Show every line containing "that" by copying it.

----- ENTRIES PROVIDED -----

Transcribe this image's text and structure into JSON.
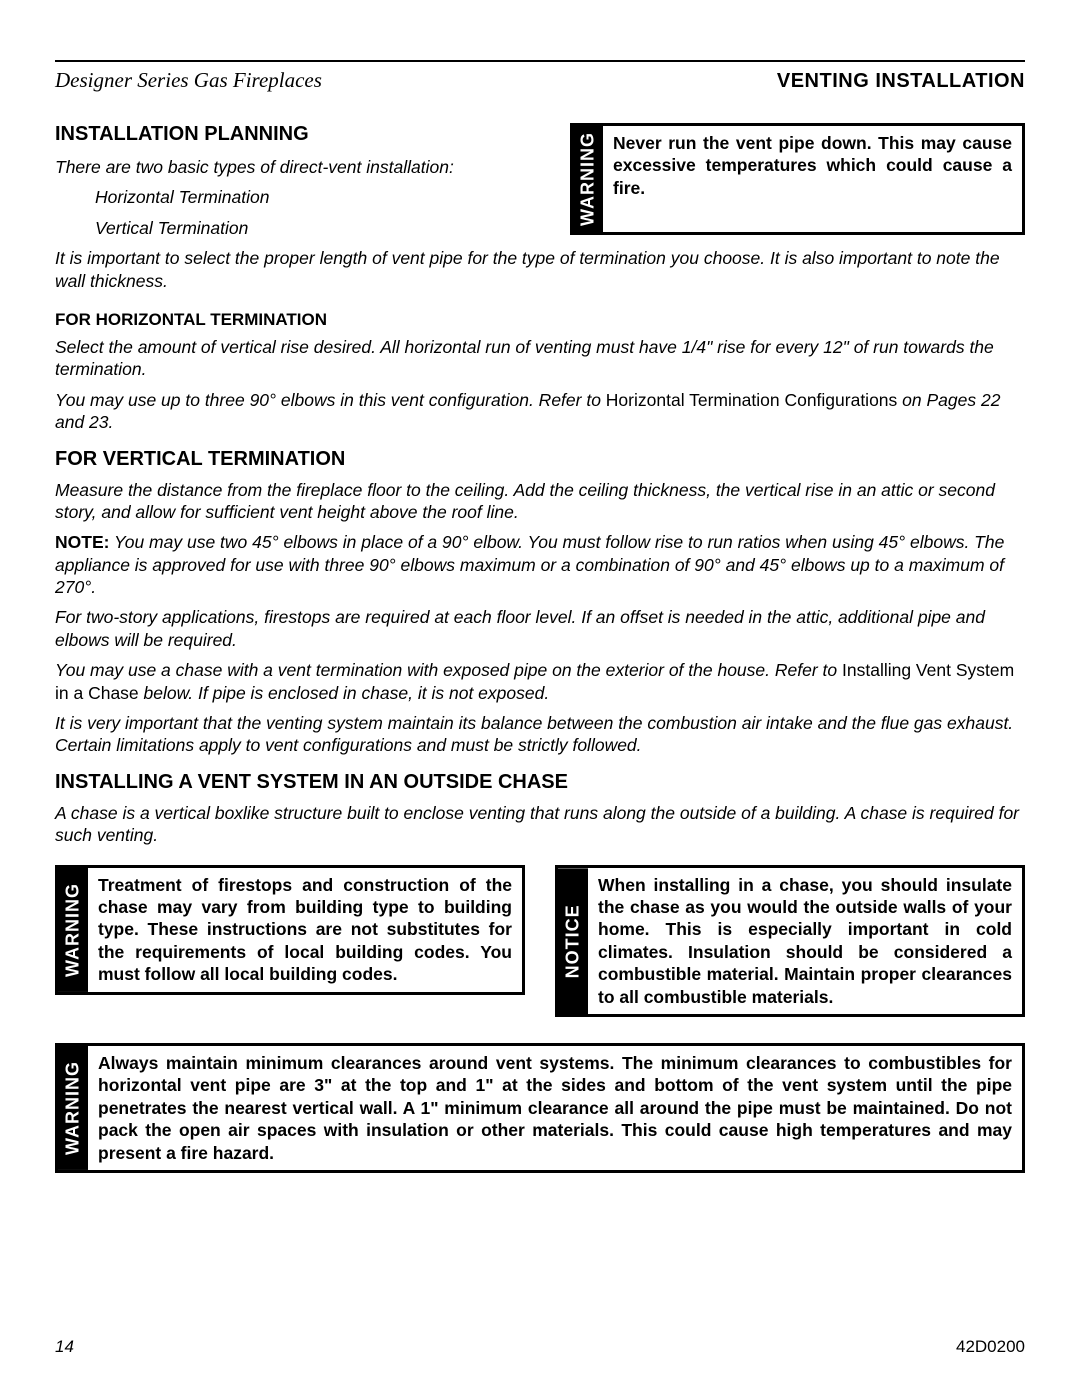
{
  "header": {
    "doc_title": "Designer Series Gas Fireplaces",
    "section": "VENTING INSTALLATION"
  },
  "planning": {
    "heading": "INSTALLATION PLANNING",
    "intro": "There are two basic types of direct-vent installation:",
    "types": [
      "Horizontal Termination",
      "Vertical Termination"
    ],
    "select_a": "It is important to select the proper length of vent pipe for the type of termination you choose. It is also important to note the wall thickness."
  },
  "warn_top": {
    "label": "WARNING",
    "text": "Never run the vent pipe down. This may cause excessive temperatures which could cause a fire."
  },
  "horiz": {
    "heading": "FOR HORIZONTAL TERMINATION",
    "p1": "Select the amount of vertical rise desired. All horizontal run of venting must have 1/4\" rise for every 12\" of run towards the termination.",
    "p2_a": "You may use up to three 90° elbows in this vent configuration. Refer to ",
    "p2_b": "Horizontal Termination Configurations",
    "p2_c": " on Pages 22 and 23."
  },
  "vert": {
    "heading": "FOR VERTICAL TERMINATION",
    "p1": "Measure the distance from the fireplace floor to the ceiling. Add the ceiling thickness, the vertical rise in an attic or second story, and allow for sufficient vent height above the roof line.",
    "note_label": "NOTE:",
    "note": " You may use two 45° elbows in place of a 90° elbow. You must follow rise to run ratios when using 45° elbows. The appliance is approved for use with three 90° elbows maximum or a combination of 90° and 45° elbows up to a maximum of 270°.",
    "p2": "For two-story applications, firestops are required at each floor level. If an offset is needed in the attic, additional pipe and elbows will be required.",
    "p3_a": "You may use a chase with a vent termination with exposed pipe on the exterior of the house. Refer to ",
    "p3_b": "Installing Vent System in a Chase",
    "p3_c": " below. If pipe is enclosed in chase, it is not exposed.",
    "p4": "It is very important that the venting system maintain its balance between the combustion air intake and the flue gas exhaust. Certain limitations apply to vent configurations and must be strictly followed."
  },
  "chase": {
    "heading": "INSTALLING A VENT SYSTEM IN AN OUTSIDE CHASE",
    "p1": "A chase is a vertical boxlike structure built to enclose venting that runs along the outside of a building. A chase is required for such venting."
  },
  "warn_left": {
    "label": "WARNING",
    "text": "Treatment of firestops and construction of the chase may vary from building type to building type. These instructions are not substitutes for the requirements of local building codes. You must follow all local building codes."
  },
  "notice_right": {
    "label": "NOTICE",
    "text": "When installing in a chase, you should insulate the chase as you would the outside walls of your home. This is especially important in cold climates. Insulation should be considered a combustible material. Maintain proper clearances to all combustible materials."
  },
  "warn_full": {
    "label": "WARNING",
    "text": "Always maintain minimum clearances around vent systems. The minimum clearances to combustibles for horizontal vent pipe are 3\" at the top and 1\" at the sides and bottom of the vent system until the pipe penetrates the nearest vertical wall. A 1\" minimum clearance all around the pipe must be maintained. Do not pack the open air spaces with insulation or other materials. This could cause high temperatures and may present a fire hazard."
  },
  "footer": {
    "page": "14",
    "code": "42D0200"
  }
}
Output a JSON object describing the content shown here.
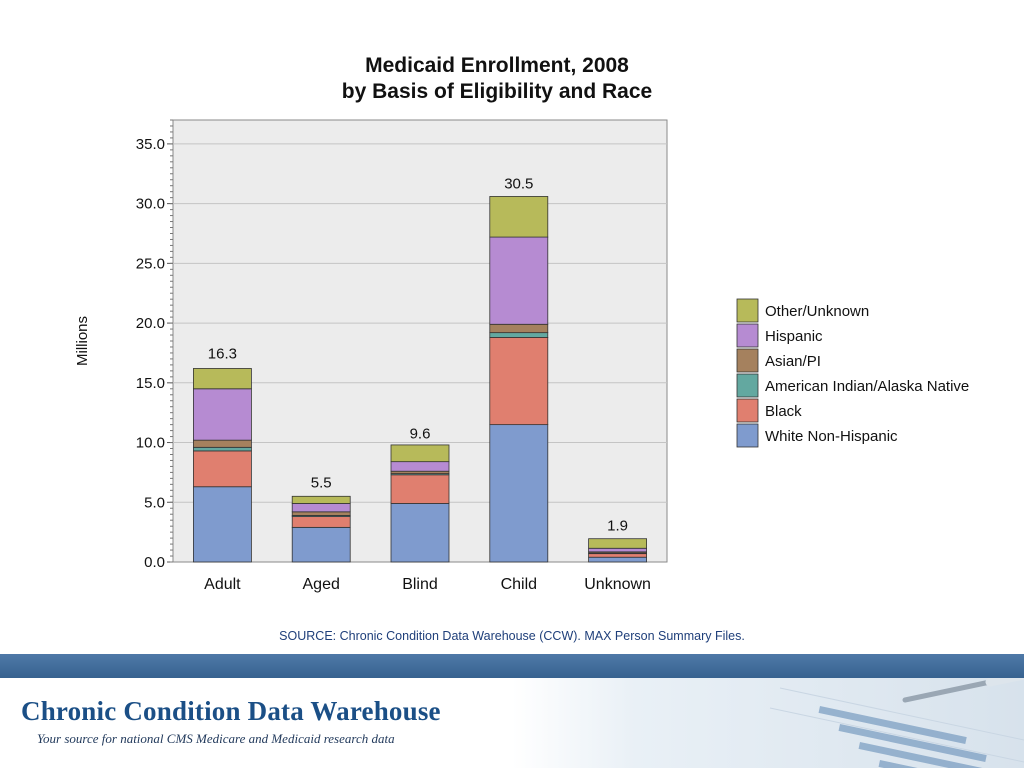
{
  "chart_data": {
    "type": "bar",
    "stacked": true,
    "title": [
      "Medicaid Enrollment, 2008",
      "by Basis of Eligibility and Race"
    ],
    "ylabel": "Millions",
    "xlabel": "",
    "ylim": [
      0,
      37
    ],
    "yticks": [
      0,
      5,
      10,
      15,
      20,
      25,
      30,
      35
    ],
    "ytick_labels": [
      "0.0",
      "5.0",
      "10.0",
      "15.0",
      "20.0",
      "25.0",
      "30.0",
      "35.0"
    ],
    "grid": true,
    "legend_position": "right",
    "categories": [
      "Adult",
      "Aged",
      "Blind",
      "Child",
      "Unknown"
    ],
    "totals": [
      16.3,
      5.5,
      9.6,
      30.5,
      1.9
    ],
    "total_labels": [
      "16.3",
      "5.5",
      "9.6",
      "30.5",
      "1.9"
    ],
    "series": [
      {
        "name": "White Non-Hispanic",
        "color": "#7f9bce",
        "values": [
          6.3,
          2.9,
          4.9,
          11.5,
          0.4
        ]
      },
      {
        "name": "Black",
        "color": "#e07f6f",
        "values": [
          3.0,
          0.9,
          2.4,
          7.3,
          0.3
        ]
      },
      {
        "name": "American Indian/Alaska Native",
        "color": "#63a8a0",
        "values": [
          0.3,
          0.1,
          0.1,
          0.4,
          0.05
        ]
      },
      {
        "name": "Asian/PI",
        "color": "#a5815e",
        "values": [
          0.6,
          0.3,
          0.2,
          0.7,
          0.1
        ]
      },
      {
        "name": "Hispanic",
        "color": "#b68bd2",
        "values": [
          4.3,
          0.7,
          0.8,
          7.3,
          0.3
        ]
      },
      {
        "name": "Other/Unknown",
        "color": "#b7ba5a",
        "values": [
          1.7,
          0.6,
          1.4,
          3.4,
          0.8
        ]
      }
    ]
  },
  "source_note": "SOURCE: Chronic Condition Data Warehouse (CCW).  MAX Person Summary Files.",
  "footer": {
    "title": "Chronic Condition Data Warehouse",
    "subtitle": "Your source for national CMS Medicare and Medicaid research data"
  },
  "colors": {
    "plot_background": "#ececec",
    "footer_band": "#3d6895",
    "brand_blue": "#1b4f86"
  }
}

-----

FULL OUTPUT =
    "p4": "It is very important that the venting system maintain its balance between the combustion air intake and the flue gas exhaust. Certain limitations apply to vent configurations and must be strictly followed."
    "p1": "A chase is a vertical boxlike structure built to enclose venting that runs along the outside of a building. A chase is required for such venting."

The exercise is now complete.